=== What is required ===
Return the listing below unchanged, minus its pictures.

* begin *

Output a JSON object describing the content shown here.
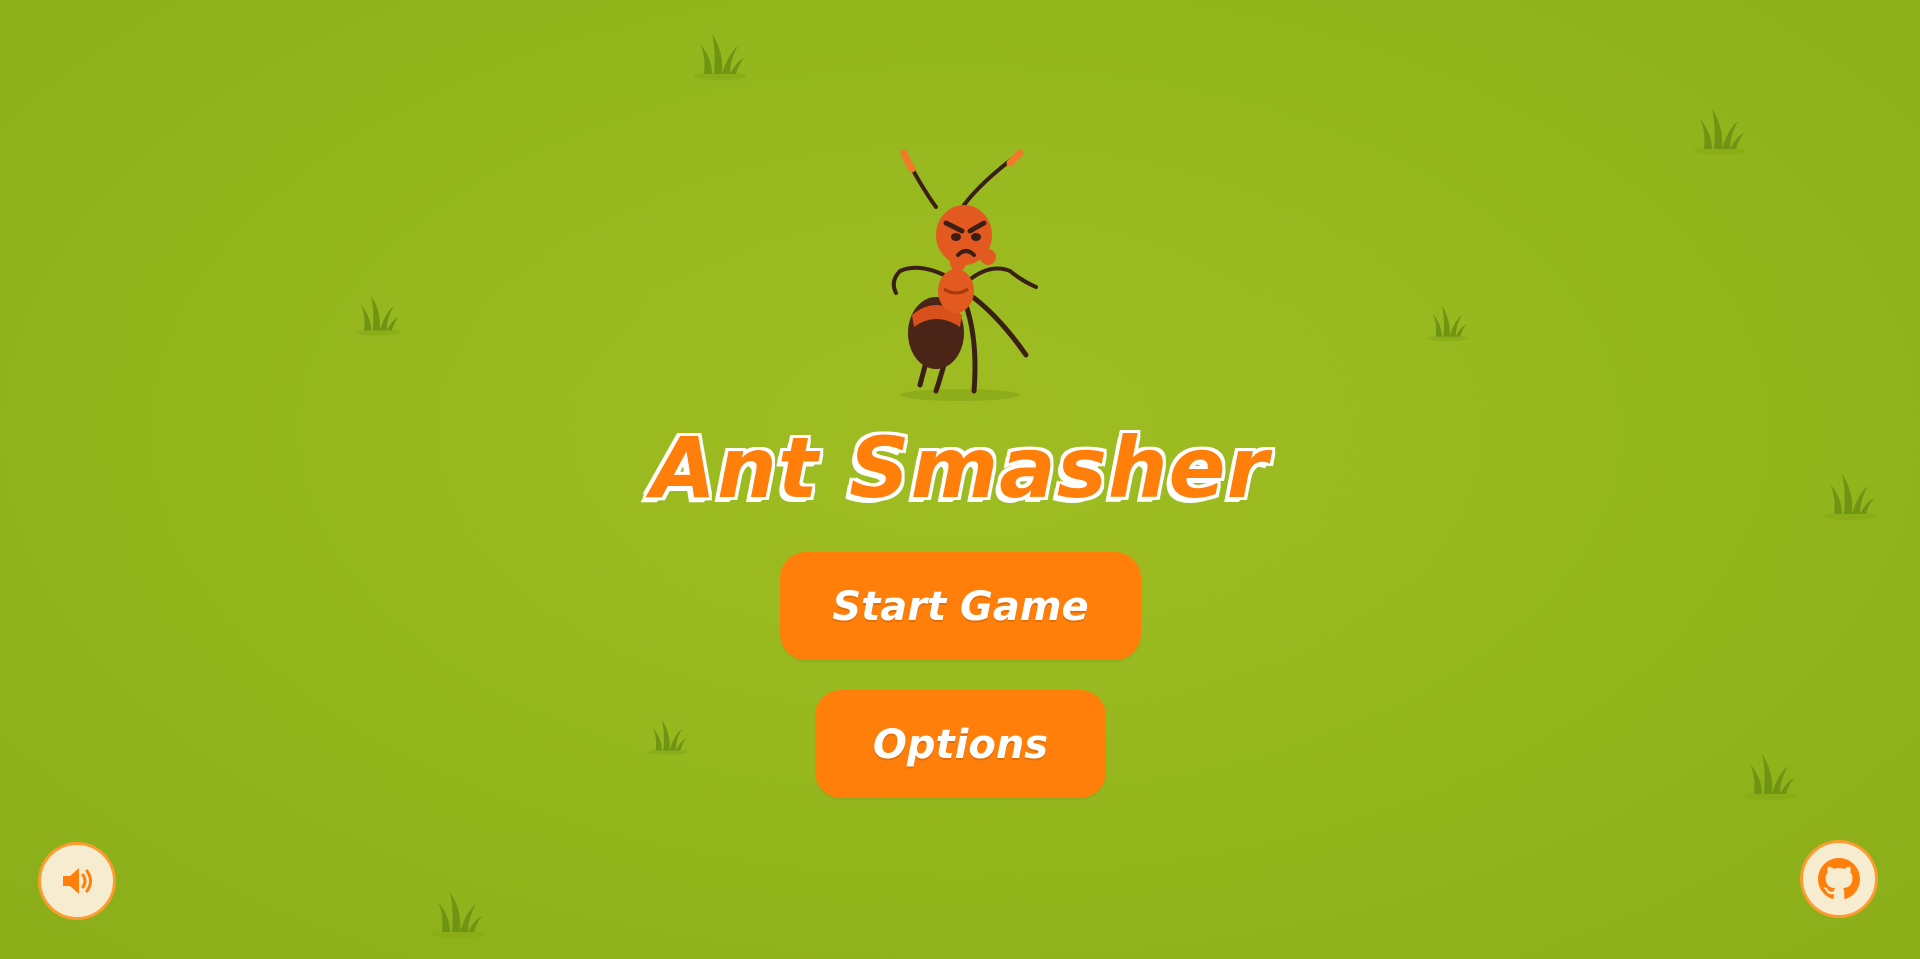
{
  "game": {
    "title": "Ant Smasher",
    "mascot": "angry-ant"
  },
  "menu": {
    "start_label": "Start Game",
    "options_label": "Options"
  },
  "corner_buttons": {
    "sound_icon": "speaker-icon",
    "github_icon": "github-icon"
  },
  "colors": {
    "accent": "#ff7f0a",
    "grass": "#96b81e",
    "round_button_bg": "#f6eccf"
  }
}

* end *

=== Answer in full ===
Output a JSON object describing the content shown here.
{
  "game": {
    "title": "Ant Smasher",
    "mascot": "angry-ant"
  },
  "menu": {
    "start_label": "Start Game",
    "options_label": "Options"
  },
  "corner_buttons": {
    "sound_icon": "speaker-icon",
    "github_icon": "github-icon"
  },
  "colors": {
    "accent": "#ff7f0a",
    "grass": "#96b81e",
    "round_button_bg": "#f6eccf"
  }
}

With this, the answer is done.